*Provided records*:
·····

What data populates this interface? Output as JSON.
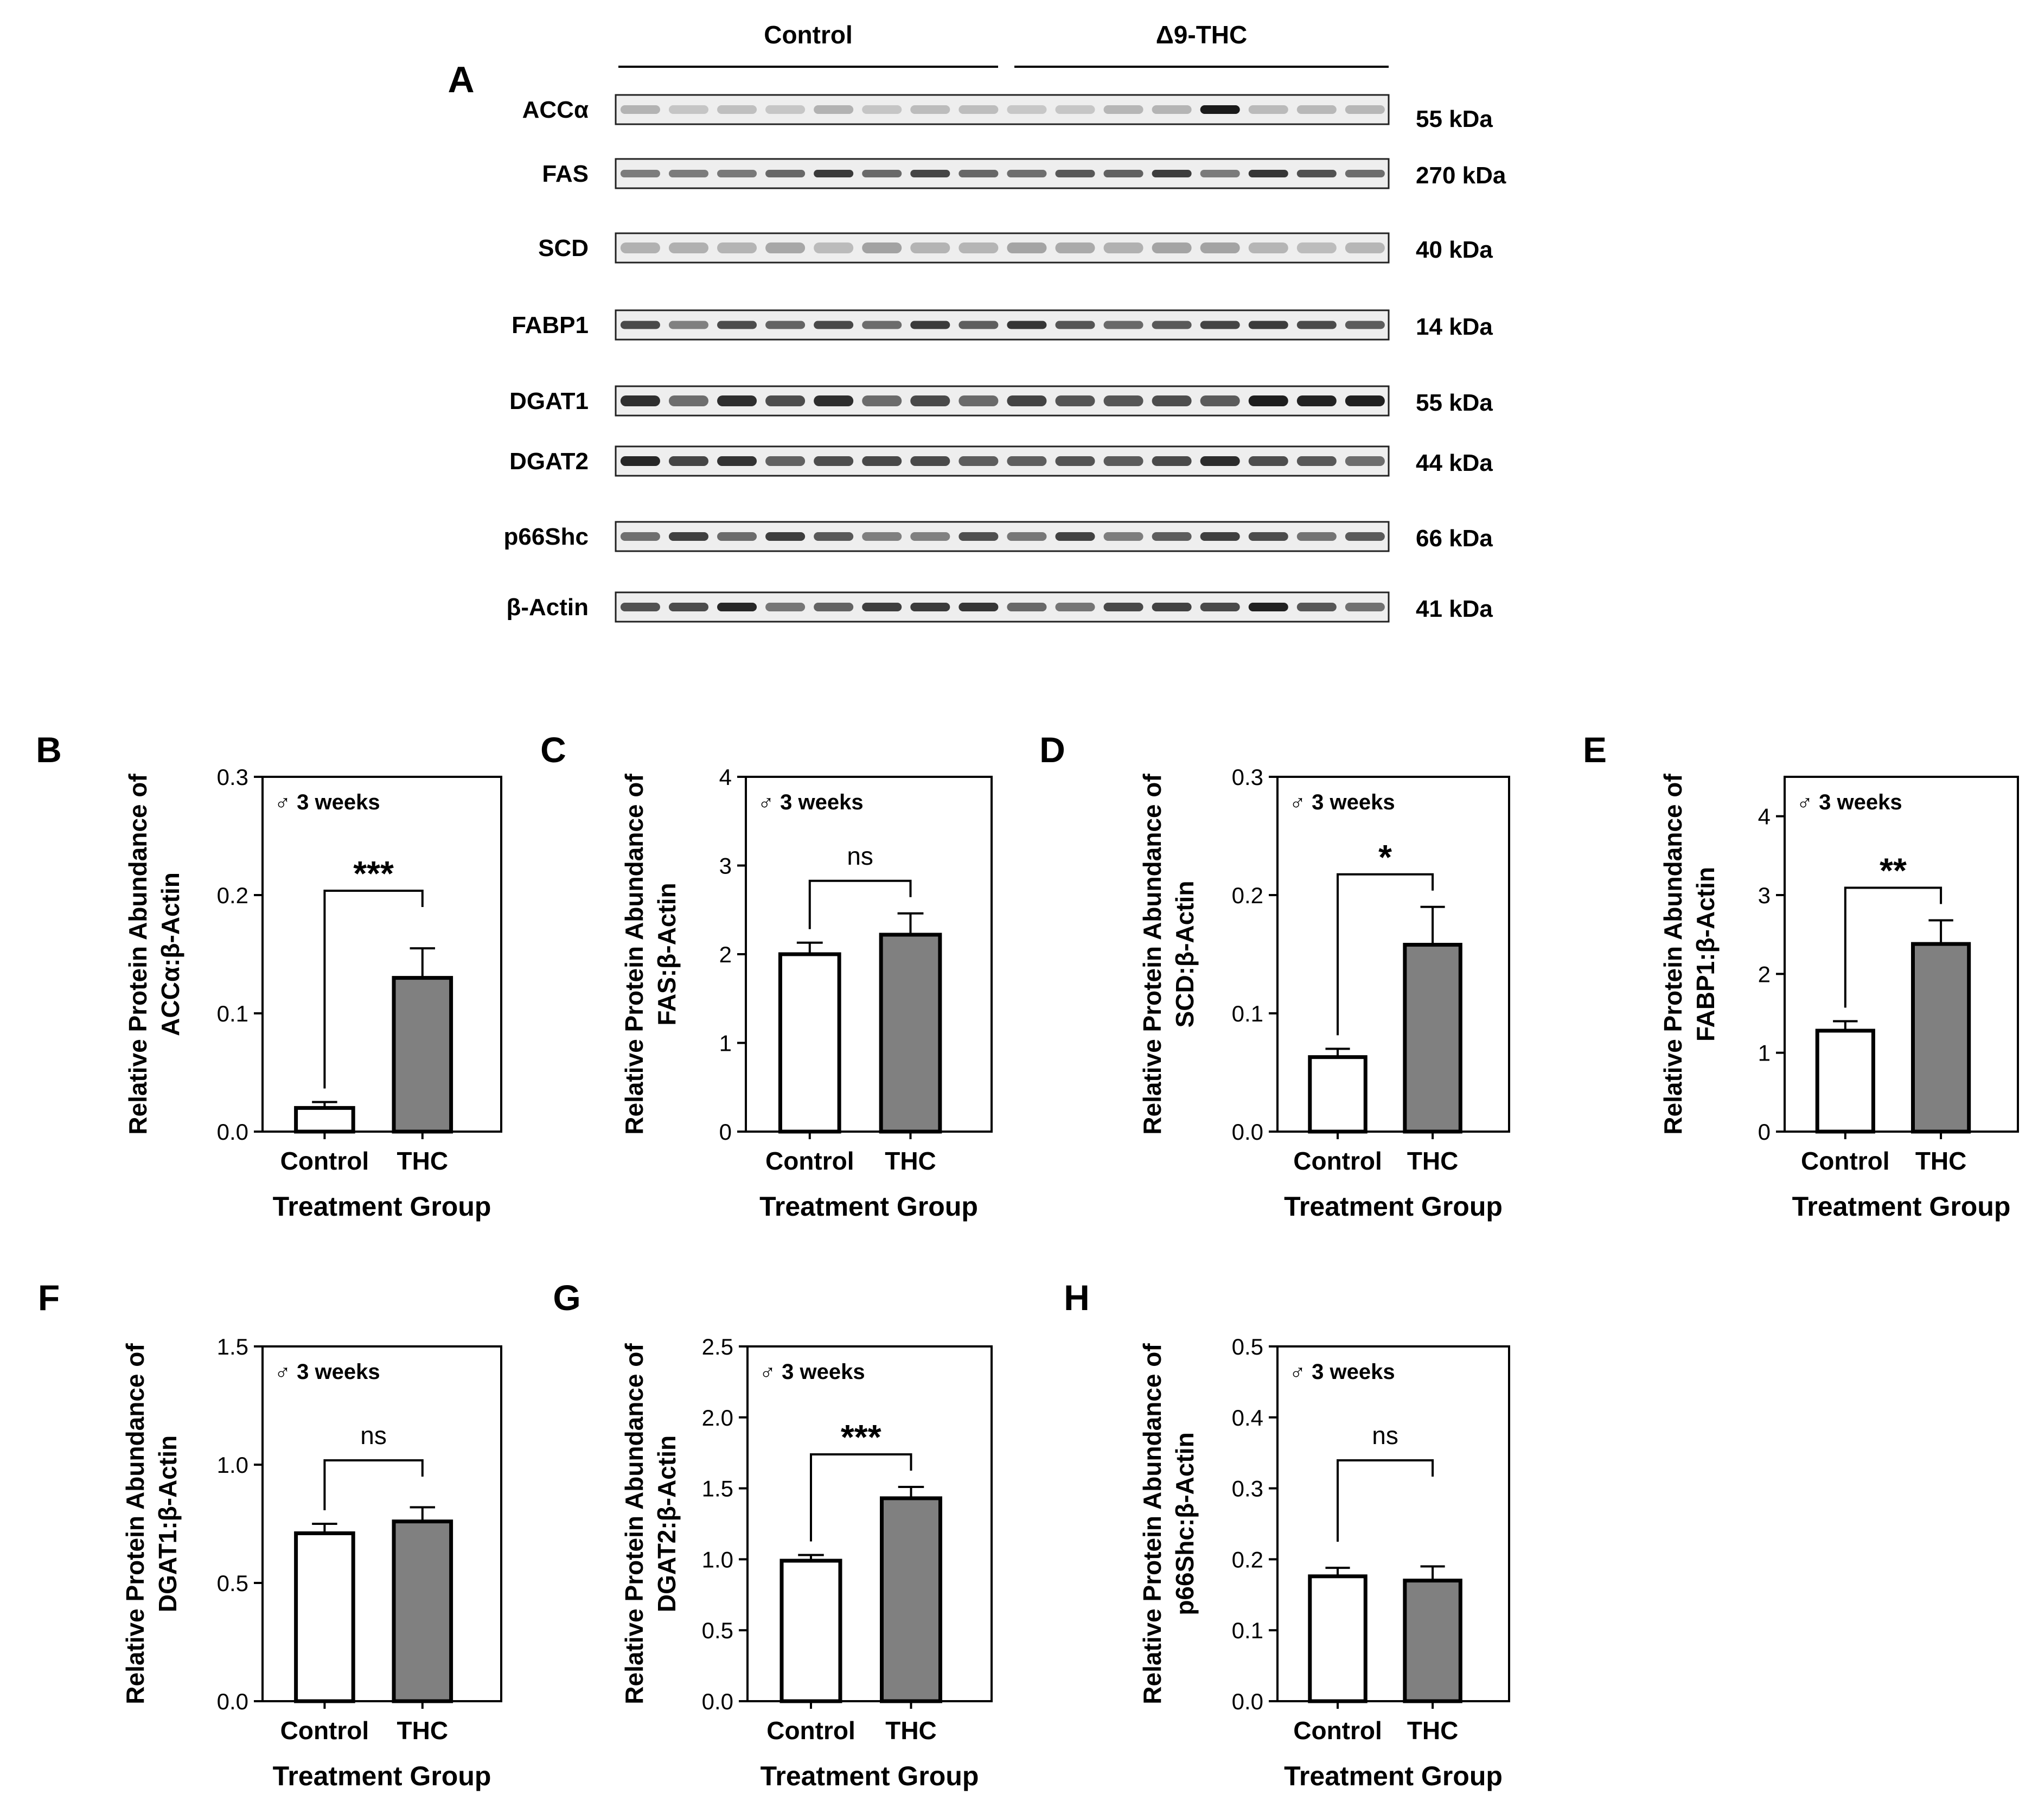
{
  "blot": {
    "panel_label": "A",
    "groups": [
      {
        "label": "Control"
      },
      {
        "label": "Δ9-THC"
      }
    ],
    "lane_count": 16,
    "rows": [
      {
        "protein": "ACCα",
        "size": "55 kDa"
      },
      {
        "protein": "FAS",
        "size": "270 kDa"
      },
      {
        "protein": "SCD",
        "size": "40 kDa"
      },
      {
        "protein": "FABP1",
        "size": "14 kDa"
      },
      {
        "protein": "DGAT1",
        "size": "55 kDa"
      },
      {
        "protein": "DGAT2",
        "size": "44 kDa"
      },
      {
        "protein": "p66Shc",
        "size": "66 kDa"
      },
      {
        "protein": "β-Actin",
        "size": "41 kDa"
      }
    ]
  },
  "chart_data": [
    {
      "panel": "B",
      "type": "bar",
      "title": "",
      "inset_label": "♂ 3 weeks",
      "ylabel_lines": [
        "Relative Protein Abundance of",
        "ACCα:β-Actin"
      ],
      "xlabel": "Treatment Group",
      "categories": [
        "Control",
        "THC"
      ],
      "values": [
        0.02,
        0.13
      ],
      "errors": [
        0.005,
        0.025
      ],
      "ylim": [
        0,
        0.3
      ],
      "yticks": [
        "0.0",
        "0.1",
        "0.2",
        "0.3"
      ],
      "significance": "***"
    },
    {
      "panel": "C",
      "type": "bar",
      "title": "",
      "inset_label": "♂ 3 weeks",
      "ylabel_lines": [
        "Relative Protein Abundance of",
        "FAS:β-Actin"
      ],
      "xlabel": "Treatment Group",
      "categories": [
        "Control",
        "THC"
      ],
      "values": [
        2.0,
        2.22
      ],
      "errors": [
        0.13,
        0.24
      ],
      "ylim": [
        0,
        4
      ],
      "yticks": [
        "0",
        "1",
        "2",
        "3",
        "4"
      ],
      "significance": "ns"
    },
    {
      "panel": "D",
      "type": "bar",
      "title": "",
      "inset_label": "♂ 3 weeks",
      "ylabel_lines": [
        "Relative Protein Abundance of",
        "SCD:β-Actin"
      ],
      "xlabel": "Treatment Group",
      "categories": [
        "Control",
        "THC"
      ],
      "values": [
        0.063,
        0.158
      ],
      "errors": [
        0.007,
        0.032
      ],
      "ylim": [
        0,
        0.3
      ],
      "yticks": [
        "0.0",
        "0.1",
        "0.2",
        "0.3"
      ],
      "significance": "*"
    },
    {
      "panel": "E",
      "type": "bar",
      "title": "",
      "inset_label": "♂ 3 weeks",
      "ylabel_lines": [
        "Relative Protein Abundance of",
        "FABP1:β-Actin"
      ],
      "xlabel": "Treatment Group",
      "categories": [
        "Control",
        "THC"
      ],
      "values": [
        1.28,
        2.38
      ],
      "errors": [
        0.12,
        0.3
      ],
      "ylim": [
        0,
        4.5
      ],
      "yticks": [
        "0",
        "1",
        "2",
        "3",
        "4"
      ],
      "significance": "**"
    },
    {
      "panel": "F",
      "type": "bar",
      "title": "",
      "inset_label": "♂ 3 weeks",
      "ylabel_lines": [
        "Relative Protein Abundance of",
        "DGAT1:β-Actin"
      ],
      "xlabel": "Treatment Group",
      "categories": [
        "Control",
        "THC"
      ],
      "values": [
        0.71,
        0.76
      ],
      "errors": [
        0.04,
        0.06
      ],
      "ylim": [
        0,
        1.5
      ],
      "yticks": [
        "0.0",
        "0.5",
        "1.0",
        "1.5"
      ],
      "significance": "ns"
    },
    {
      "panel": "G",
      "type": "bar",
      "title": "",
      "inset_label": "♂ 3 weeks",
      "ylabel_lines": [
        "Relative Protein Abundance of",
        "DGAT2:β-Actin"
      ],
      "xlabel": "Treatment Group",
      "categories": [
        "Control",
        "THC"
      ],
      "values": [
        0.99,
        1.43
      ],
      "errors": [
        0.04,
        0.08
      ],
      "ylim": [
        0,
        2.5
      ],
      "yticks": [
        "0.0",
        "0.5",
        "1.0",
        "1.5",
        "2.0",
        "2.5"
      ],
      "significance": "***"
    },
    {
      "panel": "H",
      "type": "bar",
      "title": "",
      "inset_label": "♂ 3 weeks",
      "ylabel_lines": [
        "Relative Protein Abundance of",
        "p66Shc:β-Actin"
      ],
      "xlabel": "Treatment Group",
      "categories": [
        "Control",
        "THC"
      ],
      "values": [
        0.176,
        0.17
      ],
      "errors": [
        0.012,
        0.02
      ],
      "ylim": [
        0,
        0.5
      ],
      "yticks": [
        "0.0",
        "0.1",
        "0.2",
        "0.3",
        "0.4",
        "0.5"
      ],
      "significance": "ns"
    }
  ],
  "colors": {
    "control_fill": "#ffffff",
    "thc_fill": "#808080",
    "axis": "#000000",
    "text": "#000000"
  }
}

·····

*The task*: Repeat the listing verbatim. Skip the pictures.

*Answer box*:
What data populates this interface? Output as JSON.
{
  "blot": {
    "panel_label": "A",
    "groups": [
      {
        "label": "Control"
      },
      {
        "label": "Δ9-THC"
      }
    ],
    "lane_count": 16,
    "rows": [
      {
        "protein": "ACCα",
        "size": "55 kDa"
      },
      {
        "protein": "FAS",
        "size": "270 kDa"
      },
      {
        "protein": "SCD",
        "size": "40 kDa"
      },
      {
        "protein": "FABP1",
        "size": "14 kDa"
      },
      {
        "protein": "DGAT1",
        "size": "55 kDa"
      },
      {
        "protein": "DGAT2",
        "size": "44 kDa"
      },
      {
        "protein": "p66Shc",
        "size": "66 kDa"
      },
      {
        "protein": "β-Actin",
        "size": "41 kDa"
      }
    ]
  },
  "chart_data": [
    {
      "panel": "B",
      "type": "bar",
      "title": "",
      "inset_label": "♂ 3 weeks",
      "ylabel_lines": [
        "Relative Protein Abundance of",
        "ACCα:β-Actin"
      ],
      "xlabel": "Treatment Group",
      "categories": [
        "Control",
        "THC"
      ],
      "values": [
        0.02,
        0.13
      ],
      "errors": [
        0.005,
        0.025
      ],
      "ylim": [
        0,
        0.3
      ],
      "yticks": [
        "0.0",
        "0.1",
        "0.2",
        "0.3"
      ],
      "significance": "***"
    },
    {
      "panel": "C",
      "type": "bar",
      "title": "",
      "inset_label": "♂ 3 weeks",
      "ylabel_lines": [
        "Relative Protein Abundance of",
        "FAS:β-Actin"
      ],
      "xlabel": "Treatment Group",
      "categories": [
        "Control",
        "THC"
      ],
      "values": [
        2.0,
        2.22
      ],
      "errors": [
        0.13,
        0.24
      ],
      "ylim": [
        0,
        4
      ],
      "yticks": [
        "0",
        "1",
        "2",
        "3",
        "4"
      ],
      "significance": "ns"
    },
    {
      "panel": "D",
      "type": "bar",
      "title": "",
      "inset_label": "♂ 3 weeks",
      "ylabel_lines": [
        "Relative Protein Abundance of",
        "SCD:β-Actin"
      ],
      "xlabel": "Treatment Group",
      "categories": [
        "Control",
        "THC"
      ],
      "values": [
        0.063,
        0.158
      ],
      "errors": [
        0.007,
        0.032
      ],
      "ylim": [
        0,
        0.3
      ],
      "yticks": [
        "0.0",
        "0.1",
        "0.2",
        "0.3"
      ],
      "significance": "*"
    },
    {
      "panel": "E",
      "type": "bar",
      "title": "",
      "inset_label": "♂ 3 weeks",
      "ylabel_lines": [
        "Relative Protein Abundance of",
        "FABP1:β-Actin"
      ],
      "xlabel": "Treatment Group",
      "categories": [
        "Control",
        "THC"
      ],
      "values": [
        1.28,
        2.38
      ],
      "errors": [
        0.12,
        0.3
      ],
      "ylim": [
        0,
        4.5
      ],
      "yticks": [
        "0",
        "1",
        "2",
        "3",
        "4"
      ],
      "significance": "**"
    },
    {
      "panel": "F",
      "type": "bar",
      "title": "",
      "inset_label": "♂ 3 weeks",
      "ylabel_lines": [
        "Relative Protein Abundance of",
        "DGAT1:β-Actin"
      ],
      "xlabel": "Treatment Group",
      "categories": [
        "Control",
        "THC"
      ],
      "values": [
        0.71,
        0.76
      ],
      "errors": [
        0.04,
        0.06
      ],
      "ylim": [
        0,
        1.5
      ],
      "yticks": [
        "0.0",
        "0.5",
        "1.0",
        "1.5"
      ],
      "significance": "ns"
    },
    {
      "panel": "G",
      "type": "bar",
      "title": "",
      "inset_label": "♂ 3 weeks",
      "ylabel_lines": [
        "Relative Protein Abundance of",
        "DGAT2:β-Actin"
      ],
      "xlabel": "Treatment Group",
      "categories": [
        "Control",
        "THC"
      ],
      "values": [
        0.99,
        1.43
      ],
      "errors": [
        0.04,
        0.08
      ],
      "ylim": [
        0,
        2.5
      ],
      "yticks": [
        "0.0",
        "0.5",
        "1.0",
        "1.5",
        "2.0",
        "2.5"
      ],
      "significance": "***"
    },
    {
      "panel": "H",
      "type": "bar",
      "title": "",
      "inset_label": "♂ 3 weeks",
      "ylabel_lines": [
        "Relative Protein Abundance of",
        "p66Shc:β-Actin"
      ],
      "xlabel": "Treatment Group",
      "categories": [
        "Control",
        "THC"
      ],
      "values": [
        0.176,
        0.17
      ],
      "errors": [
        0.012,
        0.02
      ],
      "ylim": [
        0,
        0.5
      ],
      "yticks": [
        "0.0",
        "0.1",
        "0.2",
        "0.3",
        "0.4",
        "0.5"
      ],
      "significance": "ns"
    }
  ],
  "colors": {
    "control_fill": "#ffffff",
    "thc_fill": "#808080",
    "axis": "#000000",
    "text": "#000000"
  }
}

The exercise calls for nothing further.